From the listing that follows, output everything exactly except the pictures.

Stored records:
──────

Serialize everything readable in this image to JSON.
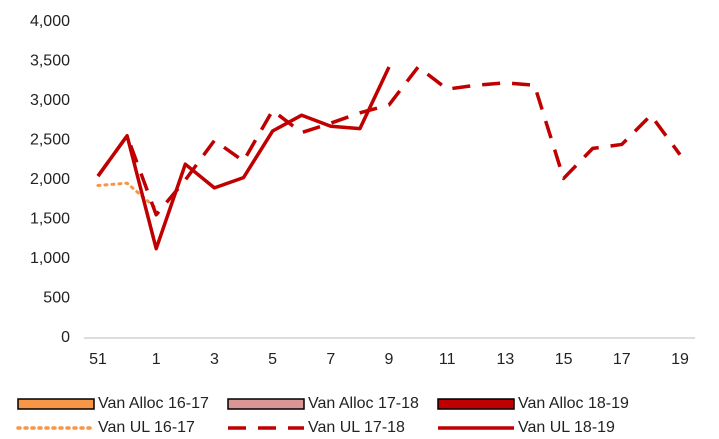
{
  "chart_data": {
    "type": "line",
    "categories": [
      "51",
      null,
      "1",
      null,
      "3",
      null,
      "5",
      null,
      "7",
      null,
      "9",
      null,
      "11",
      null,
      "13",
      null,
      "15",
      null,
      "17",
      null,
      "19"
    ],
    "ylim": [
      0,
      4000
    ],
    "yticks": [
      {
        "value": 0,
        "label": "0"
      },
      {
        "value": 500,
        "label": "500"
      },
      {
        "value": 1000,
        "label": "1,000"
      },
      {
        "value": 1500,
        "label": "1,500"
      },
      {
        "value": 2000,
        "label": "2,000"
      },
      {
        "value": 2500,
        "label": "2,500"
      },
      {
        "value": 3000,
        "label": "3,000"
      },
      {
        "value": 3500,
        "label": "3,500"
      },
      {
        "value": 4000,
        "label": "4,000"
      }
    ],
    "grid": false,
    "legend": "bottom",
    "series": [
      {
        "name": "Van Alloc 16-17",
        "color": "#f79646",
        "style": "bar",
        "values": [
          null,
          null,
          null,
          null,
          null,
          null,
          null,
          null,
          null,
          null,
          null,
          null,
          null,
          null,
          null,
          null,
          null,
          null,
          null,
          null,
          null
        ]
      },
      {
        "name": "Van Alloc 17-18",
        "color": "#d99694",
        "style": "bar",
        "values": [
          null,
          null,
          null,
          null,
          null,
          null,
          null,
          null,
          null,
          null,
          null,
          null,
          null,
          null,
          null,
          null,
          null,
          null,
          null,
          null,
          null
        ]
      },
      {
        "name": "Van Alloc 18-19",
        "color": "#c00000",
        "style": "bar",
        "values": [
          null,
          null,
          null,
          null,
          null,
          null,
          null,
          null,
          null,
          null,
          null,
          null,
          null,
          null,
          null,
          null,
          null,
          null,
          null,
          null,
          null
        ]
      },
      {
        "name": "Van UL 16-17",
        "color": "#f79646",
        "style": "dotted",
        "values": [
          1930,
          1960,
          1640,
          null,
          null,
          null,
          null,
          null,
          null,
          null,
          null,
          null,
          null,
          null,
          null,
          null,
          null,
          null,
          null,
          null,
          null
        ]
      },
      {
        "name": "Van UL 17-18",
        "color": "#c00000",
        "style": "dashed",
        "values": [
          2050,
          2560,
          1560,
          2000,
          2500,
          2240,
          2880,
          2600,
          2720,
          2850,
          2950,
          3430,
          3150,
          3200,
          3230,
          3200,
          2020,
          2400,
          2450,
          2820,
          2320
        ]
      },
      {
        "name": "Van UL 18-19",
        "color": "#c00000",
        "style": "solid",
        "values": [
          2050,
          2560,
          1130,
          2200,
          1900,
          2030,
          2620,
          2820,
          2680,
          2650,
          3430,
          null,
          null,
          null,
          null,
          null,
          null,
          null,
          null,
          null,
          null
        ]
      }
    ]
  }
}
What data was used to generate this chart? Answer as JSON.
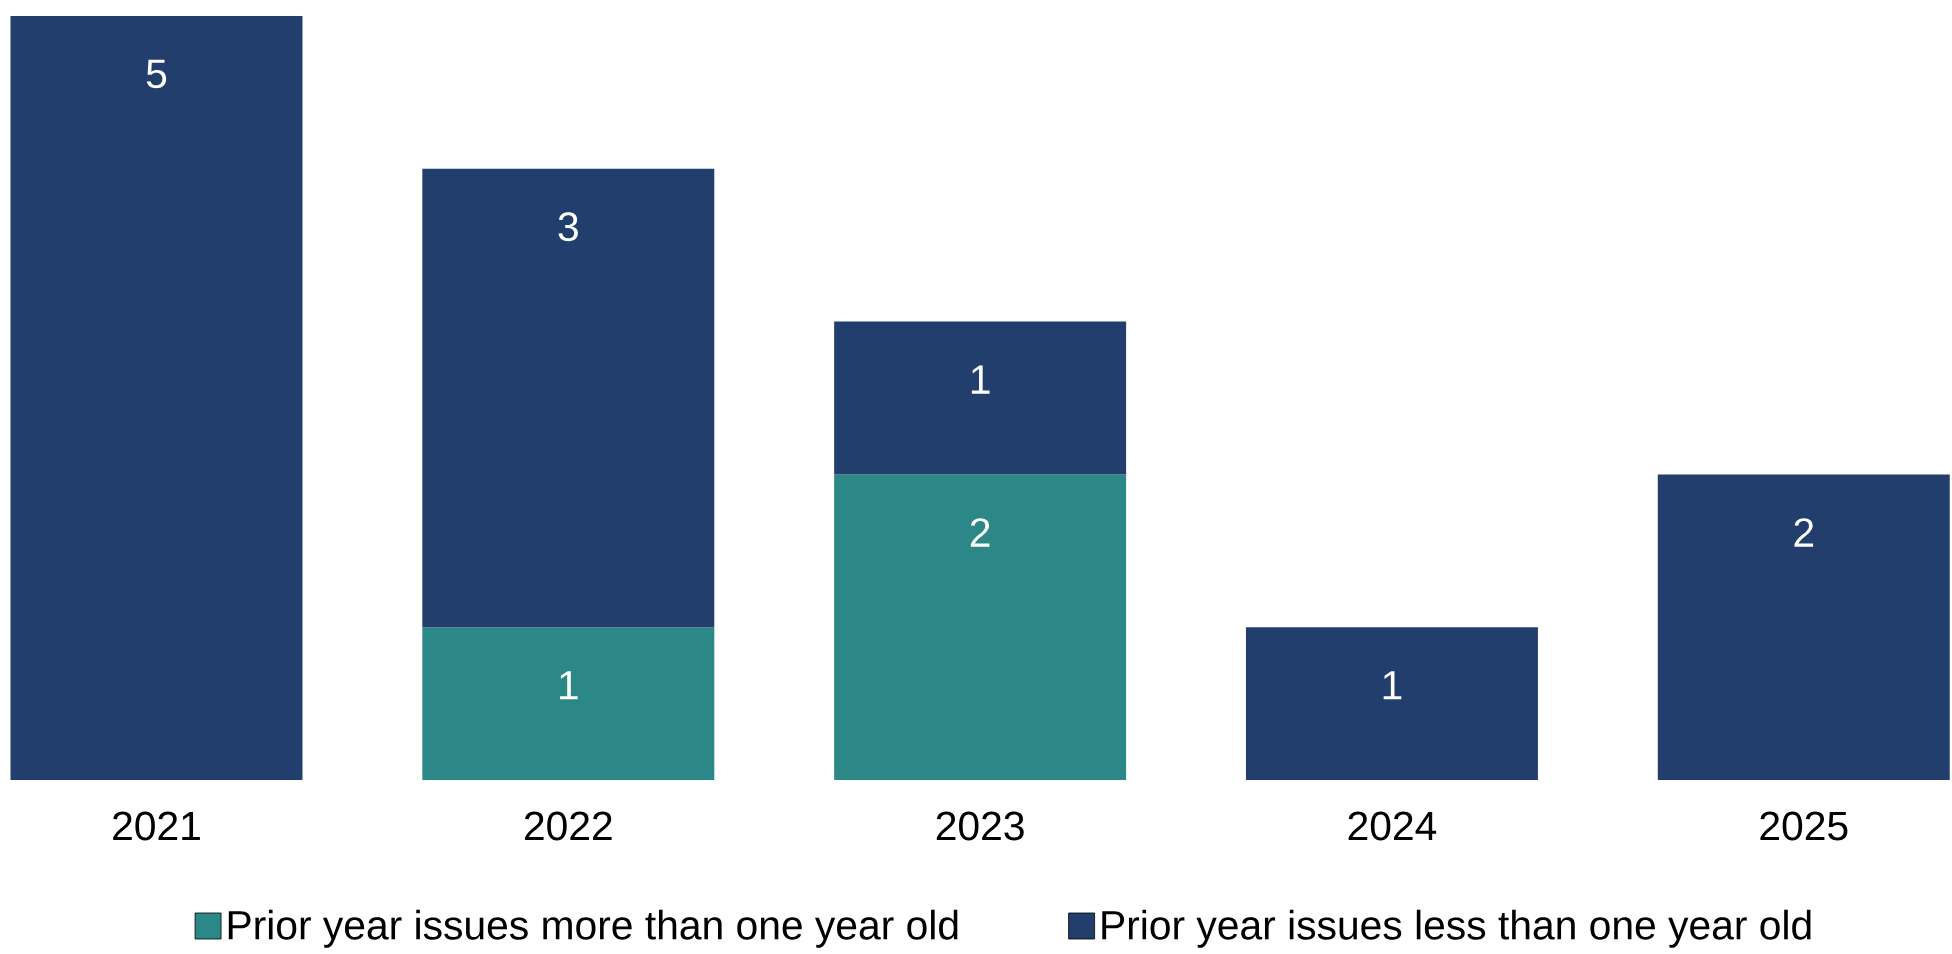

──────

■ SOLUTION TO THE EXERCISE ■
Serialize everything readable in this image to JSON.
{
  "chart_data": {
    "type": "line",
    "categories": [
      "51",
      null,
      "1",
      null,
      "3",
      null,
      "5",
      null,
      "7",
      null,
      "9",
      null,
      "11",
      null,
      "13",
      null,
      "15",
      null,
      "17",
      null,
      "19"
    ],
    "ylim": [
      0,
      4000
    ],
    "yticks": [
      {
        "value": 0,
        "label": "0"
      },
      {
        "value": 500,
        "label": "500"
      },
      {
        "value": 1000,
        "label": "1,000"
      },
      {
        "value": 1500,
        "label": "1,500"
      },
      {
        "value": 2000,
        "label": "2,000"
      },
      {
        "value": 2500,
        "label": "2,500"
      },
      {
        "value": 3000,
        "label": "3,000"
      },
      {
        "value": 3500,
        "label": "3,500"
      },
      {
        "value": 4000,
        "label": "4,000"
      }
    ],
    "grid": false,
    "legend": "bottom",
    "series": [
      {
        "name": "Van Alloc 16-17",
        "color": "#f79646",
        "style": "bar",
        "values": [
          null,
          null,
          null,
          null,
          null,
          null,
          null,
          null,
          null,
          null,
          null,
          null,
          null,
          null,
          null,
          null,
          null,
          null,
          null,
          null,
          null
        ]
      },
      {
        "name": "Van Alloc 17-18",
        "color": "#d99694",
        "style": "bar",
        "values": [
          null,
          null,
          null,
          null,
          null,
          null,
          null,
          null,
          null,
          null,
          null,
          null,
          null,
          null,
          null,
          null,
          null,
          null,
          null,
          null,
          null
        ]
      },
      {
        "name": "Van Alloc 18-19",
        "color": "#c00000",
        "style": "bar",
        "values": [
          null,
          null,
          null,
          null,
          null,
          null,
          null,
          null,
          null,
          null,
          null,
          null,
          null,
          null,
          null,
          null,
          null,
          null,
          null,
          null,
          null
        ]
      },
      {
        "name": "Van UL 16-17",
        "color": "#f79646",
        "style": "dotted",
        "values": [
          1930,
          1960,
          1640,
          null,
          null,
          null,
          null,
          null,
          null,
          null,
          null,
          null,
          null,
          null,
          null,
          null,
          null,
          null,
          null,
          null,
          null
        ]
      },
      {
        "name": "Van UL 17-18",
        "color": "#c00000",
        "style": "dashed",
        "values": [
          2050,
          2560,
          1560,
          2000,
          2500,
          2240,
          2880,
          2600,
          2720,
          2850,
          2950,
          3430,
          3150,
          3200,
          3230,
          3200,
          2020,
          2400,
          2450,
          2820,
          2320
        ]
      },
      {
        "name": "Van UL 18-19",
        "color": "#c00000",
        "style": "solid",
        "values": [
          2050,
          2560,
          1130,
          2200,
          1900,
          2030,
          2620,
          2820,
          2680,
          2650,
          3430,
          null,
          null,
          null,
          null,
          null,
          null,
          null,
          null,
          null,
          null
        ]
      }
    ]
  }
}
What data was used to generate this chart? Answer as JSON.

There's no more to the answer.